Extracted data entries
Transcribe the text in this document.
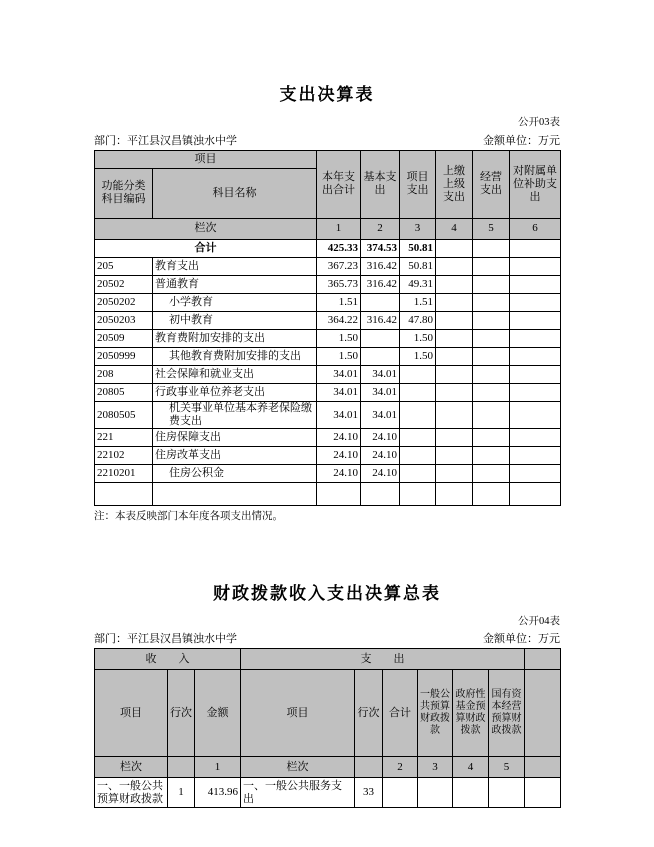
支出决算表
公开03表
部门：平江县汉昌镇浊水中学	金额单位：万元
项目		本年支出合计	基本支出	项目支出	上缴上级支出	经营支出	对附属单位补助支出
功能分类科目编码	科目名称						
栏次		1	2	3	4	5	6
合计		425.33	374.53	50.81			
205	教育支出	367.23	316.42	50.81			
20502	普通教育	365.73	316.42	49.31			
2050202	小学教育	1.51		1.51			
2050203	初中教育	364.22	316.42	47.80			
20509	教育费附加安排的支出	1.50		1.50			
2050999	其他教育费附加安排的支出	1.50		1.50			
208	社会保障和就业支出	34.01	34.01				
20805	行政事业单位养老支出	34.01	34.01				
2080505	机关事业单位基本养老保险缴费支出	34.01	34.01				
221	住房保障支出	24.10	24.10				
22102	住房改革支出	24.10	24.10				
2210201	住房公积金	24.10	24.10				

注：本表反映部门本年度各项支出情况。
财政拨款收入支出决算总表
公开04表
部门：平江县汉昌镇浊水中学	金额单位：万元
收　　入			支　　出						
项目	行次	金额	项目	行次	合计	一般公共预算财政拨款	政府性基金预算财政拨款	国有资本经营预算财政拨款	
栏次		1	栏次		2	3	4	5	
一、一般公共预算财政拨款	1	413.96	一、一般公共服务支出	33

**Instructions for the task**
Look over the listing above. Pick out and copy every line that includes "一般公共预算财政拨款".

**Reply**
项目	行次	金额	项目	行次	合计	一般公共预算财政拨款	政府性基金预算财政拨款	国有资本经营预算财政拨款	
一、一般公共预算财政拨款	1	413.96	一、一般公共服务支出	33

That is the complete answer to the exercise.